> [Stated problem]
Your answer should be a single number: how many lines in the data below hold the string "Build".

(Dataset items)
┏━━
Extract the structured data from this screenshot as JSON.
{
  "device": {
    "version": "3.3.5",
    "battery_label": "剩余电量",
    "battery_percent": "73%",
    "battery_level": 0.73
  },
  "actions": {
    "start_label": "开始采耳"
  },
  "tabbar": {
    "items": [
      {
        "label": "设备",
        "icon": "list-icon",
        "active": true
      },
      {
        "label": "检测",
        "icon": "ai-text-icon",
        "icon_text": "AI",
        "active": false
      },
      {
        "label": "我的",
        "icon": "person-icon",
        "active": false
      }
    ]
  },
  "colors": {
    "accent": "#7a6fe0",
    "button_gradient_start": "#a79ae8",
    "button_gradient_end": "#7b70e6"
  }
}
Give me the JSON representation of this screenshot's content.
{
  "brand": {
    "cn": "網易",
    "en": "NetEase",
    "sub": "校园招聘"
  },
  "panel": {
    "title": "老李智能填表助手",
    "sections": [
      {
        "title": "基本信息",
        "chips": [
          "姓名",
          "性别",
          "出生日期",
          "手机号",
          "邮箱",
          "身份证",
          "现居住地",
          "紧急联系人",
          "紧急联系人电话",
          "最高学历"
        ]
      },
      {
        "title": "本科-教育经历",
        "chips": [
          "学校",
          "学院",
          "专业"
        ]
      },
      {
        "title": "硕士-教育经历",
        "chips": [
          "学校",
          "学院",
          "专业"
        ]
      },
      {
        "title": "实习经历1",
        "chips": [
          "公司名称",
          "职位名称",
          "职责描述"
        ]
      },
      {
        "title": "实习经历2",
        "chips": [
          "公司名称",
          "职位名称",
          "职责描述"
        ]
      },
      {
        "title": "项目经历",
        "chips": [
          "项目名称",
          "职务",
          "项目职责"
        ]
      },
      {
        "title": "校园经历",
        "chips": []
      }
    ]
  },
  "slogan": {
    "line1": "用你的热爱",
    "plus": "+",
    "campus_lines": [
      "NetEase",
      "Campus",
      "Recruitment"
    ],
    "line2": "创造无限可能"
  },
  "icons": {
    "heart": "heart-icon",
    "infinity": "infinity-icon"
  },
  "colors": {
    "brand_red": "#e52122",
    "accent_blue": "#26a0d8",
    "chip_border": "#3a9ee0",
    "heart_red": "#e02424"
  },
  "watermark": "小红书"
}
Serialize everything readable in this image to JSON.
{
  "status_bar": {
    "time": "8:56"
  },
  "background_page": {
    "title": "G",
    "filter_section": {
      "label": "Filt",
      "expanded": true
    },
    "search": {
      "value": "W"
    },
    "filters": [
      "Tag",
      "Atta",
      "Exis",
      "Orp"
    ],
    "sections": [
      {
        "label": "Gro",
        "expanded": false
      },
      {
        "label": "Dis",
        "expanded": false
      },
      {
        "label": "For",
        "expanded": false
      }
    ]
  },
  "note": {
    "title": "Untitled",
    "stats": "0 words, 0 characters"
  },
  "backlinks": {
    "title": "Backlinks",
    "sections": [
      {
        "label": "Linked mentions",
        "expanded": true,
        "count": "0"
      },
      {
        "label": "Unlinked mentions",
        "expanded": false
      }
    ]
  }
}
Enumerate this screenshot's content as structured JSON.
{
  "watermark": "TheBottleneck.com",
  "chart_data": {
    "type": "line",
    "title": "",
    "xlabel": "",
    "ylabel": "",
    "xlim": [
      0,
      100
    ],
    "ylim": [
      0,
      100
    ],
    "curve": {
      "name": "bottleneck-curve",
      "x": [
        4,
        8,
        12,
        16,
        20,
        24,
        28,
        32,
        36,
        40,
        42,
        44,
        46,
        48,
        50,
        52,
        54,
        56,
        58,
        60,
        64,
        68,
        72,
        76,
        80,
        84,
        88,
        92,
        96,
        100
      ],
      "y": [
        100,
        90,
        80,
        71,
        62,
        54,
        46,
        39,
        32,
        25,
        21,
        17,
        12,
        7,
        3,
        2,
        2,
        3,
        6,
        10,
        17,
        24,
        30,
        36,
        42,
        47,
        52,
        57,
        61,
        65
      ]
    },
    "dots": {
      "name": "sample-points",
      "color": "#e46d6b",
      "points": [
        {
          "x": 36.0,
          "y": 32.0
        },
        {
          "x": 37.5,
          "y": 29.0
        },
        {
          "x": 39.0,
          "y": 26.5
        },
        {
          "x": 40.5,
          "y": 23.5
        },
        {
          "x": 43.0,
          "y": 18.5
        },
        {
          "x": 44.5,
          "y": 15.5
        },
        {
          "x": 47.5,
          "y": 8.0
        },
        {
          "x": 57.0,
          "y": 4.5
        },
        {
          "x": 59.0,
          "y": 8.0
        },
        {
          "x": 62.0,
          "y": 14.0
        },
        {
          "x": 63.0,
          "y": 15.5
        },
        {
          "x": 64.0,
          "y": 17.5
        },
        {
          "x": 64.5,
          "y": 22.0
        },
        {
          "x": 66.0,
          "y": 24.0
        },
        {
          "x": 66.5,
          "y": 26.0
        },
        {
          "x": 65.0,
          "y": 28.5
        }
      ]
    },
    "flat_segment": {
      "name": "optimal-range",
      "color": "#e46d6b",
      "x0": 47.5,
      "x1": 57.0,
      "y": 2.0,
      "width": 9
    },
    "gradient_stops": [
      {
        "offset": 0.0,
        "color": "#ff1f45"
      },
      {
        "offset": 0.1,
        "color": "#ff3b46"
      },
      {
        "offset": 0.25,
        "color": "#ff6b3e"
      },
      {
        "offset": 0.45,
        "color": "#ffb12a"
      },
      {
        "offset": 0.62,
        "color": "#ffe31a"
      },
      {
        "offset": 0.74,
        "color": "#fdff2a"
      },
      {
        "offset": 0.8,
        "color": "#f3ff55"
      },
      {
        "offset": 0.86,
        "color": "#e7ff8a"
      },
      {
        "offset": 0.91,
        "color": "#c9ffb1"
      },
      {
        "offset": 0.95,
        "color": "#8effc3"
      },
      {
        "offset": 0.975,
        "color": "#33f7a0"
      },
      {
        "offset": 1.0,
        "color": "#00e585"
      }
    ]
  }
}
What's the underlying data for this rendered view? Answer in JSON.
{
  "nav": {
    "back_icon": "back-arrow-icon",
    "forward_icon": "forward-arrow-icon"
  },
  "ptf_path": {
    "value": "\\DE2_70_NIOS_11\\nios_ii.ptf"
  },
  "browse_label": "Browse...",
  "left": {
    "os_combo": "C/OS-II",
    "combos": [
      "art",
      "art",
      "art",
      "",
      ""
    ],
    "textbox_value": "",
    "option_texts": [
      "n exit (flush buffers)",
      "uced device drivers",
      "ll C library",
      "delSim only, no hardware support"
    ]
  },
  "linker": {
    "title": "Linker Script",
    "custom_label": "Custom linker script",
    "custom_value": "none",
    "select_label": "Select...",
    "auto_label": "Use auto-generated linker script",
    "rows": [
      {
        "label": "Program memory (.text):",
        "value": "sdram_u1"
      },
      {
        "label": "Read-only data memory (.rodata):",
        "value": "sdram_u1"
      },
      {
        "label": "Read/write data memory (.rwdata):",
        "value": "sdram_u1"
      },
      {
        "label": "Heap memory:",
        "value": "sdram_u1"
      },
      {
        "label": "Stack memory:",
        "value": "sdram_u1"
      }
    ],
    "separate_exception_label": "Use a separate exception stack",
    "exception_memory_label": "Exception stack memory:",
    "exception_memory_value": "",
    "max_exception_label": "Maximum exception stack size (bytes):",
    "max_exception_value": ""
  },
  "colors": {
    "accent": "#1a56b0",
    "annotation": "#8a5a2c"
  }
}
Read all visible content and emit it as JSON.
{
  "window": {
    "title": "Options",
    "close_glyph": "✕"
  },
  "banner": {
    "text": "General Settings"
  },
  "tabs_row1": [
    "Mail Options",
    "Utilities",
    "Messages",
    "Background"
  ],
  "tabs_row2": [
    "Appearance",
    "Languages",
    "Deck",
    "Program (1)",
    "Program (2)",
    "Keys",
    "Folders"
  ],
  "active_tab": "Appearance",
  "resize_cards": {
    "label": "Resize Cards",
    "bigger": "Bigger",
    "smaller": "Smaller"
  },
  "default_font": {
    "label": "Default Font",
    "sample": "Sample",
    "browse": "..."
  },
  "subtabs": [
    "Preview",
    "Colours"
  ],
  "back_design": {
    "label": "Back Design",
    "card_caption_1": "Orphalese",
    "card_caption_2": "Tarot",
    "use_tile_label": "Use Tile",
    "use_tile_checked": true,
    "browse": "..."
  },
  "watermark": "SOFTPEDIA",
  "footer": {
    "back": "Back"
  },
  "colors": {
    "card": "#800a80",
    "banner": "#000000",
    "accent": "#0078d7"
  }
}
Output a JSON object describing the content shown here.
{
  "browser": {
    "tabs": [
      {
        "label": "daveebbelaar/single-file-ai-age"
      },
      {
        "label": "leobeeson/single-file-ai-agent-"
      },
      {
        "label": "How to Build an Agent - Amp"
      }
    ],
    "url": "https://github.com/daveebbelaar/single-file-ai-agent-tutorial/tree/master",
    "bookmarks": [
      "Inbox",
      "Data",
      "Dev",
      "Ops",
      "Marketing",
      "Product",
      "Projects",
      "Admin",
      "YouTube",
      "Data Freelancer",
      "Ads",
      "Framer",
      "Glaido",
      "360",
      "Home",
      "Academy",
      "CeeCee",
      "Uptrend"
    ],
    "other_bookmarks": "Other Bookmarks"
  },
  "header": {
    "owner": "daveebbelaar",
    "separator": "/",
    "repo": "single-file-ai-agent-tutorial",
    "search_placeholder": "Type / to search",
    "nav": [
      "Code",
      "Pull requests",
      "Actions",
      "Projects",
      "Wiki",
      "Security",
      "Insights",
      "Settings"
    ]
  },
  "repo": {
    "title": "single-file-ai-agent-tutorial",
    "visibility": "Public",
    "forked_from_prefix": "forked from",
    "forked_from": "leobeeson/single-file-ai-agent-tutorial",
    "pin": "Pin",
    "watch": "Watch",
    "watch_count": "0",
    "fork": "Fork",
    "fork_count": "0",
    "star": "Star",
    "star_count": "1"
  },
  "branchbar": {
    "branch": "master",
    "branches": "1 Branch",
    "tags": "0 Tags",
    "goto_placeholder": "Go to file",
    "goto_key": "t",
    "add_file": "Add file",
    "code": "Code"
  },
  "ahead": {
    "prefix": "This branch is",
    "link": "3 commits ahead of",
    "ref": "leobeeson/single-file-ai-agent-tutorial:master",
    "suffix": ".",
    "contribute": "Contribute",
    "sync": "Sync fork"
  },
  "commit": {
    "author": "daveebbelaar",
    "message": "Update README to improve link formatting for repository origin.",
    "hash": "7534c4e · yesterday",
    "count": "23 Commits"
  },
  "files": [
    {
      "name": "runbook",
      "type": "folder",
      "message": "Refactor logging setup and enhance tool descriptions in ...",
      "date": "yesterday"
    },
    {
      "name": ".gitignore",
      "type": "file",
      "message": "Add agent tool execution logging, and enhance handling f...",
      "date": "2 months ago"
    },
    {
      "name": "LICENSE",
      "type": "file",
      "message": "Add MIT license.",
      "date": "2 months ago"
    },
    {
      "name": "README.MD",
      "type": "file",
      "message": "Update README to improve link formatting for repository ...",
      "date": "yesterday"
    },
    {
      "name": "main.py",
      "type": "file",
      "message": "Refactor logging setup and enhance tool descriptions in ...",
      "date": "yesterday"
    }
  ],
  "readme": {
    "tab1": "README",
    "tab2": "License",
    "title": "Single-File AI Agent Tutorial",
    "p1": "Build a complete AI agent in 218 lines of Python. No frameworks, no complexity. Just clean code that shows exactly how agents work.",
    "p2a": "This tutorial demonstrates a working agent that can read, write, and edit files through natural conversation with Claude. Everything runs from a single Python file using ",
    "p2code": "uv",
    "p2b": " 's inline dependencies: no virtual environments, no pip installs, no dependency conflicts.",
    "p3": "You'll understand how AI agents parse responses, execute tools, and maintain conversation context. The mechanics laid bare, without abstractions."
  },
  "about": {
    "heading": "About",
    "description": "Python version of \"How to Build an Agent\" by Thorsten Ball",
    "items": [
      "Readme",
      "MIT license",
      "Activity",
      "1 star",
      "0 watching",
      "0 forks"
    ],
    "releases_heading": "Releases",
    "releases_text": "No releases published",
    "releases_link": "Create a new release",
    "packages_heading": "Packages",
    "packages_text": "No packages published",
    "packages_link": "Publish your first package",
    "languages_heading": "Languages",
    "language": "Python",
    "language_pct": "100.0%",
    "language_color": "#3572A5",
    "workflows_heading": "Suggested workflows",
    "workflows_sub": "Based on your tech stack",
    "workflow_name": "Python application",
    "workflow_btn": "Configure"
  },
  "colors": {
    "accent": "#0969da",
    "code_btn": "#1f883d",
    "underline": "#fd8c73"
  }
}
┗━━
> [Solution to this task]
3